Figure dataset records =
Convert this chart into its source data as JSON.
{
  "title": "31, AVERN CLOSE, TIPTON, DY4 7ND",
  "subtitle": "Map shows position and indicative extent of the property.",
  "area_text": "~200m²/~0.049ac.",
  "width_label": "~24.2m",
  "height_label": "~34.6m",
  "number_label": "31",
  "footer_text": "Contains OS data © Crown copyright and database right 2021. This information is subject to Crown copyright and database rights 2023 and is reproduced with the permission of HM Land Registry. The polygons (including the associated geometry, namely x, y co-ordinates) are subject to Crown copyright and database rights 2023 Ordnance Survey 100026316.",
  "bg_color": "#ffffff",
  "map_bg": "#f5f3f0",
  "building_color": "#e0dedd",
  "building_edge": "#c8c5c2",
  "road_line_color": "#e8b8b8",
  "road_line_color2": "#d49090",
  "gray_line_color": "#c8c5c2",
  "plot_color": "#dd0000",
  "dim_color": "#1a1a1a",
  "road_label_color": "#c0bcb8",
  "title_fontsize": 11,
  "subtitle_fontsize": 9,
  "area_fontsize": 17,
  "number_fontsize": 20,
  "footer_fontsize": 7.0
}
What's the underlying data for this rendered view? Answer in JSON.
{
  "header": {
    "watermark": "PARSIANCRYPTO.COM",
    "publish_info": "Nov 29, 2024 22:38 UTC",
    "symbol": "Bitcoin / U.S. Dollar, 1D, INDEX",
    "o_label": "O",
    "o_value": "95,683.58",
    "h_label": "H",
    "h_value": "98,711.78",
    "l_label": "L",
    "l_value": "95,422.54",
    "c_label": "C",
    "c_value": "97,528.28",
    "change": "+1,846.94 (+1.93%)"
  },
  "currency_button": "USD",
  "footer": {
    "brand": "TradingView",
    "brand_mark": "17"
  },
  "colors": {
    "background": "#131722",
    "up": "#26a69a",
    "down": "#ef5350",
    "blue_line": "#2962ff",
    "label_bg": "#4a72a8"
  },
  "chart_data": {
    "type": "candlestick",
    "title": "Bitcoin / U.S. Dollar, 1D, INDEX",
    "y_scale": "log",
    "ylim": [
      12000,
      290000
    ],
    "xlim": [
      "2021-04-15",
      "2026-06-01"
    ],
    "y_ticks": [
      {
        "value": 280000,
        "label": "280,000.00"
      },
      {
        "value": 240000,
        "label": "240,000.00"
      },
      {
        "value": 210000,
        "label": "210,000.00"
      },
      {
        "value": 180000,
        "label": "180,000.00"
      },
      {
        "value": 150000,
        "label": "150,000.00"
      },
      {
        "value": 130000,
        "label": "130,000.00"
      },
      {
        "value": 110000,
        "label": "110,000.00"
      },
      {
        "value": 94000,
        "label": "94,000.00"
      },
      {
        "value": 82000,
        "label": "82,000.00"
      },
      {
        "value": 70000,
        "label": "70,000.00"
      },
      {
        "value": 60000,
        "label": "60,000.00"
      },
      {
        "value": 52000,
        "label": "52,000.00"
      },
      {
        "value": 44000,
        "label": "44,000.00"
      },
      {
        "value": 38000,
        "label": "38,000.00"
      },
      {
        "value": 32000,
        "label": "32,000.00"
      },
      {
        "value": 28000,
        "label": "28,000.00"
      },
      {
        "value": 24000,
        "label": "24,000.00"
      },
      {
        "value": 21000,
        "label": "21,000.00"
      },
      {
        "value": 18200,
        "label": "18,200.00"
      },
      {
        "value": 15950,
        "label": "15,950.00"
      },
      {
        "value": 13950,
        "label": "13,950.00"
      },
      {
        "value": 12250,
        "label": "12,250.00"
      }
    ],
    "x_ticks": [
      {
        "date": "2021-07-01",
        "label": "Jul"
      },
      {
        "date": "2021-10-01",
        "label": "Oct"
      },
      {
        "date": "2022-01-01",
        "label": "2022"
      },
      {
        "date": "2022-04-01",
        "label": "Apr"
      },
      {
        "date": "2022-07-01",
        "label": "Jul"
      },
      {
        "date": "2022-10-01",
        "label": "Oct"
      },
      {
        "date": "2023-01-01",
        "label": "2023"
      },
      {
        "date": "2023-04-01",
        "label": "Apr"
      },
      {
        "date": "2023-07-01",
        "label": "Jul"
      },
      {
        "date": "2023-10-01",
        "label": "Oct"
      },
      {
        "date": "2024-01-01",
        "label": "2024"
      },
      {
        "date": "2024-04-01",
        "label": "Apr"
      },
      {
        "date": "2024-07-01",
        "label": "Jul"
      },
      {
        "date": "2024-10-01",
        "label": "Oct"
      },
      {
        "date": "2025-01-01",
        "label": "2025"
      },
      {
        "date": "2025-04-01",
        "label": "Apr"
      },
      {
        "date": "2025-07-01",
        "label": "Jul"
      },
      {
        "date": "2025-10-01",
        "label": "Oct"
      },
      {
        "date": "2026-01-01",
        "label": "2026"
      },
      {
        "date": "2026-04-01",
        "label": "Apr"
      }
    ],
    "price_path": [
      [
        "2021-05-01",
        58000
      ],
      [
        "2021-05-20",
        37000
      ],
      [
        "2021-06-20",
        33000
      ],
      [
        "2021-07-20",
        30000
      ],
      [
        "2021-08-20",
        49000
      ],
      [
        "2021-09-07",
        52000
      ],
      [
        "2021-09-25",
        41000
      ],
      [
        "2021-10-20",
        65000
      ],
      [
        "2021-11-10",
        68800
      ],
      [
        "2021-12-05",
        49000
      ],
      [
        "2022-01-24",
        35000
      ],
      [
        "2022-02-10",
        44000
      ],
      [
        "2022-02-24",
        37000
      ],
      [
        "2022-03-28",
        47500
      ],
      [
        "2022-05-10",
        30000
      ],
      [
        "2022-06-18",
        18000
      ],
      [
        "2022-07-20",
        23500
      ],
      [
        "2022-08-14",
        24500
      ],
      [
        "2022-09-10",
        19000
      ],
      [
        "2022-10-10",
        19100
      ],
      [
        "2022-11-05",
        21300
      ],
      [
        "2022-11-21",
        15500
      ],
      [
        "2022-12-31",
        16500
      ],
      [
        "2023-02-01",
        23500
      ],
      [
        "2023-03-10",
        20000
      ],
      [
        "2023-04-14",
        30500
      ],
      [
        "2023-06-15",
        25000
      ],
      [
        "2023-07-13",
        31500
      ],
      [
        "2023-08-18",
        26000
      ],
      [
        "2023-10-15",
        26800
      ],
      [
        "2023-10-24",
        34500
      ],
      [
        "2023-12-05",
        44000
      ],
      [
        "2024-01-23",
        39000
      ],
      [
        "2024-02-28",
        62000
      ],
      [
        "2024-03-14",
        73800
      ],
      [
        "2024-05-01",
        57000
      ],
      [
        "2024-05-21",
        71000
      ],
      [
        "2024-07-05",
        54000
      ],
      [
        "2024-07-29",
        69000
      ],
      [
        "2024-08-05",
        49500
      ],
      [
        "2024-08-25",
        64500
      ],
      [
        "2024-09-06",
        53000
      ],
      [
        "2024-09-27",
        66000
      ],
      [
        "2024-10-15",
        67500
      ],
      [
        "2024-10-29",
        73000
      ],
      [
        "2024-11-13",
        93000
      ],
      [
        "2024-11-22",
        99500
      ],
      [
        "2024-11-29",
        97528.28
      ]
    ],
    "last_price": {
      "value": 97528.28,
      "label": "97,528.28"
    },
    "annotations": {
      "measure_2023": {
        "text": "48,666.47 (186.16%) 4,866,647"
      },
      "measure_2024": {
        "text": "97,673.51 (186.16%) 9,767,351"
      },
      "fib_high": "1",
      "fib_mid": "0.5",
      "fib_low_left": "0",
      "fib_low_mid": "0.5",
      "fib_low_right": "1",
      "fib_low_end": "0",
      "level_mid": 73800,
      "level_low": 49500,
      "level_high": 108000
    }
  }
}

Given request =
Copy out every entry again, exactly as it was given.

Finished answer =
Convert this chart into its source data as JSON.
{
  "title": "31, AVERN CLOSE, TIPTON, DY4 7ND",
  "subtitle": "Map shows position and indicative extent of the property.",
  "area_text": "~200m²/~0.049ac.",
  "width_label": "~24.2m",
  "height_label": "~34.6m",
  "number_label": "31",
  "footer_text": "Contains OS data © Crown copyright and database right 2021. This information is subject to Crown copyright and database rights 2023 and is reproduced with the permission of HM Land Registry. The polygons (including the associated geometry, namely x, y co-ordinates) are subject to Crown copyright and database rights 2023 Ordnance Survey 100026316.",
  "bg_color": "#ffffff",
  "map_bg": "#f5f3f0",
  "building_color": "#e0dedd",
  "building_edge": "#c8c5c2",
  "road_line_color": "#e8b8b8",
  "road_line_color2": "#d49090",
  "gray_line_color": "#c8c5c2",
  "plot_color": "#dd0000",
  "dim_color": "#1a1a1a",
  "road_label_color": "#c0bcb8",
  "title_fontsize": 11,
  "subtitle_fontsize": 9,
  "area_fontsize": 17,
  "number_fontsize": 20,
  "footer_fontsize": 7.0
}
What's the underlying data for this rendered view? Answer in JSON.
{
  "header": {
    "watermark": "PARSIANCRYPTO.COM",
    "publish_info": "Nov 29, 2024 22:38 UTC",
    "symbol": "Bitcoin / U.S. Dollar, 1D, INDEX",
    "o_label": "O",
    "o_value": "95,683.58",
    "h_label": "H",
    "h_value": "98,711.78",
    "l_label": "L",
    "l_value": "95,422.54",
    "c_label": "C",
    "c_value": "97,528.28",
    "change": "+1,846.94 (+1.93%)"
  },
  "currency_button": "USD",
  "footer": {
    "brand": "TradingView",
    "brand_mark": "17"
  },
  "colors": {
    "background": "#131722",
    "up": "#26a69a",
    "down": "#ef5350",
    "blue_line": "#2962ff",
    "label_bg": "#4a72a8"
  },
  "chart_data": {
    "type": "candlestick",
    "title": "Bitcoin / U.S. Dollar, 1D, INDEX",
    "y_scale": "log",
    "ylim": [
      12000,
      290000
    ],
    "xlim": [
      "2021-04-15",
      "2026-06-01"
    ],
    "y_ticks": [
      {
        "value": 280000,
        "label": "280,000.00"
      },
      {
        "value": 240000,
        "label": "240,000.00"
      },
      {
        "value": 210000,
        "label": "210,000.00"
      },
      {
        "value": 180000,
        "label": "180,000.00"
      },
      {
        "value": 150000,
        "label": "150,000.00"
      },
      {
        "value": 130000,
        "label": "130,000.00"
      },
      {
        "value": 110000,
        "label": "110,000.00"
      },
      {
        "value": 94000,
        "label": "94,000.00"
      },
      {
        "value": 82000,
        "label": "82,000.00"
      },
      {
        "value": 70000,
        "label": "70,000.00"
      },
      {
        "value": 60000,
        "label": "60,000.00"
      },
      {
        "value": 52000,
        "label": "52,000.00"
      },
      {
        "value": 44000,
        "label": "44,000.00"
      },
      {
        "value": 38000,
        "label": "38,000.00"
      },
      {
        "value": 32000,
        "label": "32,000.00"
      },
      {
        "value": 28000,
        "label": "28,000.00"
      },
      {
        "value": 24000,
        "label": "24,000.00"
      },
      {
        "value": 21000,
        "label": "21,000.00"
      },
      {
        "value": 18200,
        "label": "18,200.00"
      },
      {
        "value": 15950,
        "label": "15,950.00"
      },
      {
        "value": 13950,
        "label": "13,950.00"
      },
      {
        "value": 12250,
        "label": "12,250.00"
      }
    ],
    "x_ticks": [
      {
        "date": "2021-07-01",
        "label": "Jul"
      },
      {
        "date": "2021-10-01",
        "label": "Oct"
      },
      {
        "date": "2022-01-01",
        "label": "2022"
      },
      {
        "date": "2022-04-01",
        "label": "Apr"
      },
      {
        "date": "2022-07-01",
        "label": "Jul"
      },
      {
        "date": "2022-10-01",
        "label": "Oct"
      },
      {
        "date": "2023-01-01",
        "label": "2023"
      },
      {
        "date": "2023-04-01",
        "label": "Apr"
      },
      {
        "date": "2023-07-01",
        "label": "Jul"
      },
      {
        "date": "2023-10-01",
        "label": "Oct"
      },
      {
        "date": "2024-01-01",
        "label": "2024"
      },
      {
        "date": "2024-04-01",
        "label": "Apr"
      },
      {
        "date": "2024-07-01",
        "label": "Jul"
      },
      {
        "date": "2024-10-01",
        "label": "Oct"
      },
      {
        "date": "2025-01-01",
        "label": "2025"
      },
      {
        "date": "2025-04-01",
        "label": "Apr"
      },
      {
        "date": "2025-07-01",
        "label": "Jul"
      },
      {
        "date": "2025-10-01",
        "label": "Oct"
      },
      {
        "date": "2026-01-01",
        "label": "2026"
      },
      {
        "date": "2026-04-01",
        "label": "Apr"
      }
    ],
    "price_path": [
      [
        "2021-05-01",
        58000
      ],
      [
        "2021-05-20",
        37000
      ],
      [
        "2021-06-20",
        33000
      ],
      [
        "2021-07-20",
        30000
      ],
      [
        "2021-08-20",
        49000
      ],
      [
        "2021-09-07",
        52000
      ],
      [
        "2021-09-25",
        41000
      ],
      [
        "2021-10-20",
        65000
      ],
      [
        "2021-11-10",
        68800
      ],
      [
        "2021-12-05",
        49000
      ],
      [
        "2022-01-24",
        35000
      ],
      [
        "2022-02-10",
        44000
      ],
      [
        "2022-02-24",
        37000
      ],
      [
        "2022-03-28",
        47500
      ],
      [
        "2022-05-10",
        30000
      ],
      [
        "2022-06-18",
        18000
      ],
      [
        "2022-07-20",
        23500
      ],
      [
        "2022-08-14",
        24500
      ],
      [
        "2022-09-10",
        19000
      ],
      [
        "2022-10-10",
        19100
      ],
      [
        "2022-11-05",
        21300
      ],
      [
        "2022-11-21",
        15500
      ],
      [
        "2022-12-31",
        16500
      ],
      [
        "2023-02-01",
        23500
      ],
      [
        "2023-03-10",
        20000
      ],
      [
        "2023-04-14",
        30500
      ],
      [
        "2023-06-15",
        25000
      ],
      [
        "2023-07-13",
        31500
      ],
      [
        "2023-08-18",
        26000
      ],
      [
        "2023-10-15",
        26800
      ],
      [
        "2023-10-24",
        34500
      ],
      [
        "2023-12-05",
        44000
      ],
      [
        "2024-01-23",
        39000
      ],
      [
        "2024-02-28",
        62000
      ],
      [
        "2024-03-14",
        73800
      ],
      [
        "2024-05-01",
        57000
      ],
      [
        "2024-05-21",
        71000
      ],
      [
        "2024-07-05",
        54000
      ],
      [
        "2024-07-29",
        69000
      ],
      [
        "2024-08-05",
        49500
      ],
      [
        "2024-08-25",
        64500
      ],
      [
        "2024-09-06",
        53000
      ],
      [
        "2024-09-27",
        66000
      ],
      [
        "2024-10-15",
        67500
      ],
      [
        "2024-10-29",
        73000
      ],
      [
        "2024-11-13",
        93000
      ],
      [
        "2024-11-22",
        99500
      ],
      [
        "2024-11-29",
        97528.28
      ]
    ],
    "last_price": {
      "value": 97528.28,
      "label": "97,528.28"
    },
    "annotations": {
      "measure_2023": {
        "text": "48,666.47 (186.16%) 4,866,647"
      },
      "measure_2024": {
        "text": "97,673.51 (186.16%) 9,767,351"
      },
      "fib_high": "1",
      "fib_mid": "0.5",
      "fib_low_left": "0",
      "fib_low_mid": "0.5",
      "fib_low_right": "1",
      "fib_low_end": "0",
      "level_mid": 73800,
      "level_low": 49500,
      "level_high": 108000
    }
  }
}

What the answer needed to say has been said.